**EXTRACTED INFORMATION**
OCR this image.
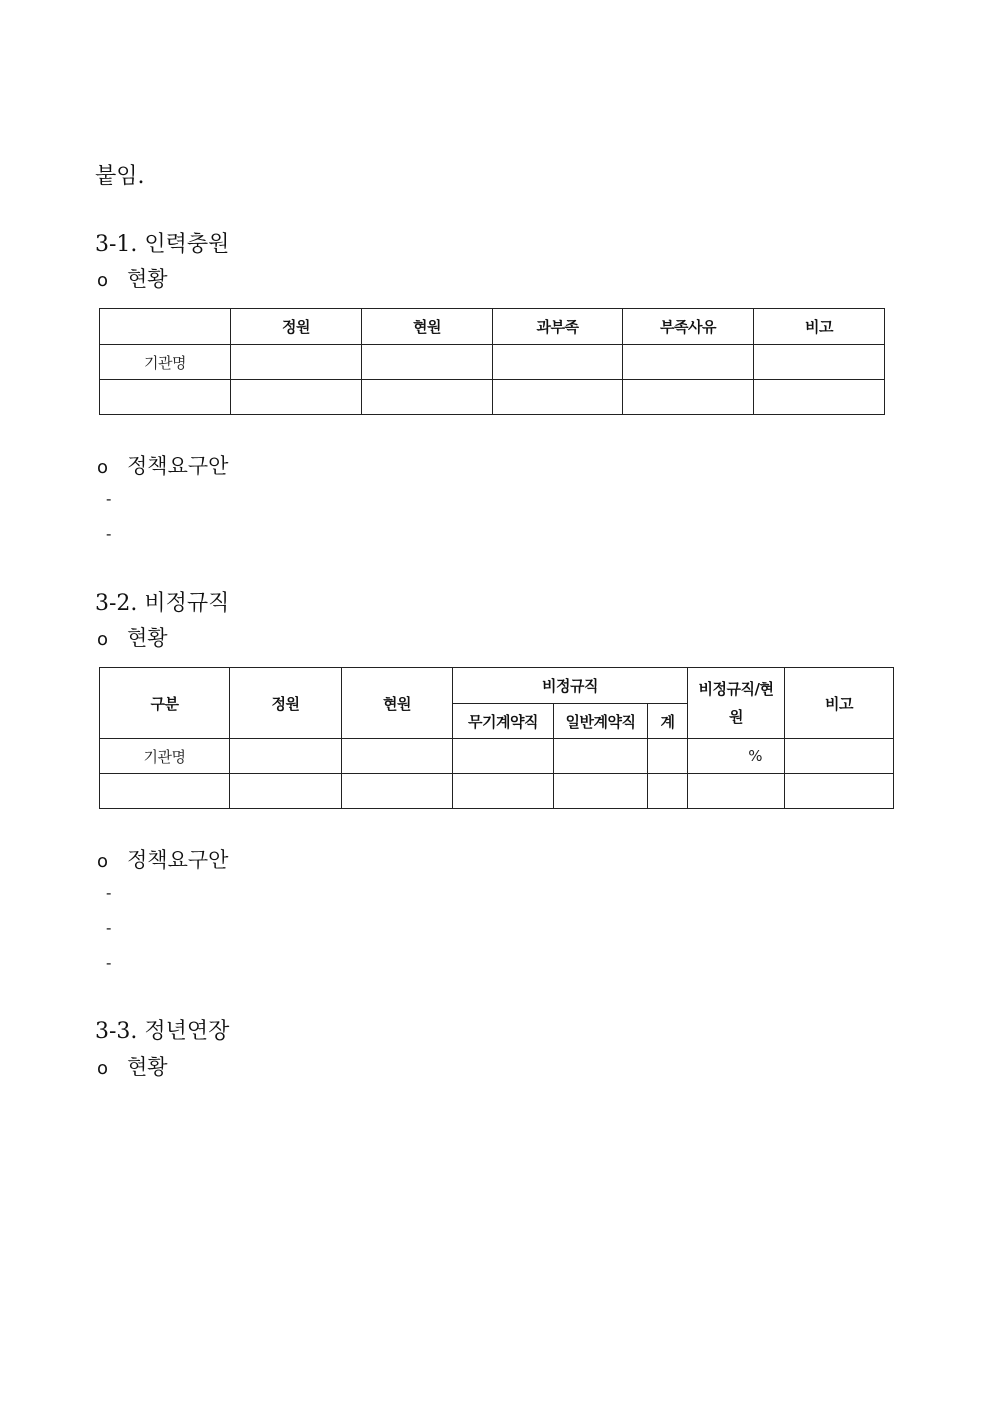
붙임.
3-1. 인력충원
o 현황
	정원	현원	과부족	부족사유	비고
기관명					

o 정책요구안
-
-
3-2. 비정규직
o 현황
구분	정원	현원	비정규직			비정규직/현원	비고
			무기계약직	일반계약직	계		
기관명						%	

o 정책요구안
-
-
-
3-3. 정년연장
o 현황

**EXERCISE**
Write out the full listing verbatim, excluding its pictures.

**TASK SOLUTION**
OCR this image.
붙임.
3-1. 인력충원
o 현황
	정원	현원	과부족	부족사유	비고
기관명					

o 정책요구안
-
-
3-2. 비정규직
o 현황
구분	정원	현원	비정규직			비정규직/현원	비고
			무기계약직	일반계약직	계		
기관명						%	

o 정책요구안
-
-
-
3-3. 정년연장
o 현황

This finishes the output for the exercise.